PROBLEM DETAILS => Copy every line of the data in which the word "Server" occurs.

DATA FOR THIS TASK =>
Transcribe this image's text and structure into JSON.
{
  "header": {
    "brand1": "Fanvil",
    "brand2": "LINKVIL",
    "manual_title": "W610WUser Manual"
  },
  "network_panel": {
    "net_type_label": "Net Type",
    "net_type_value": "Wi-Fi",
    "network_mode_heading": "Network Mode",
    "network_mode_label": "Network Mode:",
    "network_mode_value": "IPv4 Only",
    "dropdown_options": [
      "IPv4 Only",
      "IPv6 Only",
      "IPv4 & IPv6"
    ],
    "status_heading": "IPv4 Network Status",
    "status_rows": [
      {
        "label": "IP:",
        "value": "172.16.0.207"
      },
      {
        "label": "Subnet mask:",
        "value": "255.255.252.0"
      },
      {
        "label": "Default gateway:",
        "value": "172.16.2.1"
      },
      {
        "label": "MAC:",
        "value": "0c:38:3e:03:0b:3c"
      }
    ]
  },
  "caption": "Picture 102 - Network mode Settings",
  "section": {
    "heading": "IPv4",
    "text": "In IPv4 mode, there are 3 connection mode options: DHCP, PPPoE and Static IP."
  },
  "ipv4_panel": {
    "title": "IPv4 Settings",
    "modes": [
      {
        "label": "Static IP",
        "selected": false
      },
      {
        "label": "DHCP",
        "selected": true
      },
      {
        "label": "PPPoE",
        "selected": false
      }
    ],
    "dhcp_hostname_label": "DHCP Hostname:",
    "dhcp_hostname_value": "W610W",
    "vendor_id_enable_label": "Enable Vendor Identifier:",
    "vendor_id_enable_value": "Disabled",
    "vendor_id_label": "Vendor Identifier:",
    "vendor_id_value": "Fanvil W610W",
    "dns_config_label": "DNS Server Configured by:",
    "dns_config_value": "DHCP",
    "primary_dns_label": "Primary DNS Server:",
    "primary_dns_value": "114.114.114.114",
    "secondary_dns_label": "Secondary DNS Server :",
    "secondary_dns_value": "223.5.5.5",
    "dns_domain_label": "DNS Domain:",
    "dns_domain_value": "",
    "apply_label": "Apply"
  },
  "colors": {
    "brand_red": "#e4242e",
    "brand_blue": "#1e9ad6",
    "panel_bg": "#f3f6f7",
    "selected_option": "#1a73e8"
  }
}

WRITTEN SOLUTION =>
    "dns_config_label": "DNS Server Configured by:",
    "primary_dns_label": "Primary DNS Server:",
    "secondary_dns_label": "Secondary DNS Server :",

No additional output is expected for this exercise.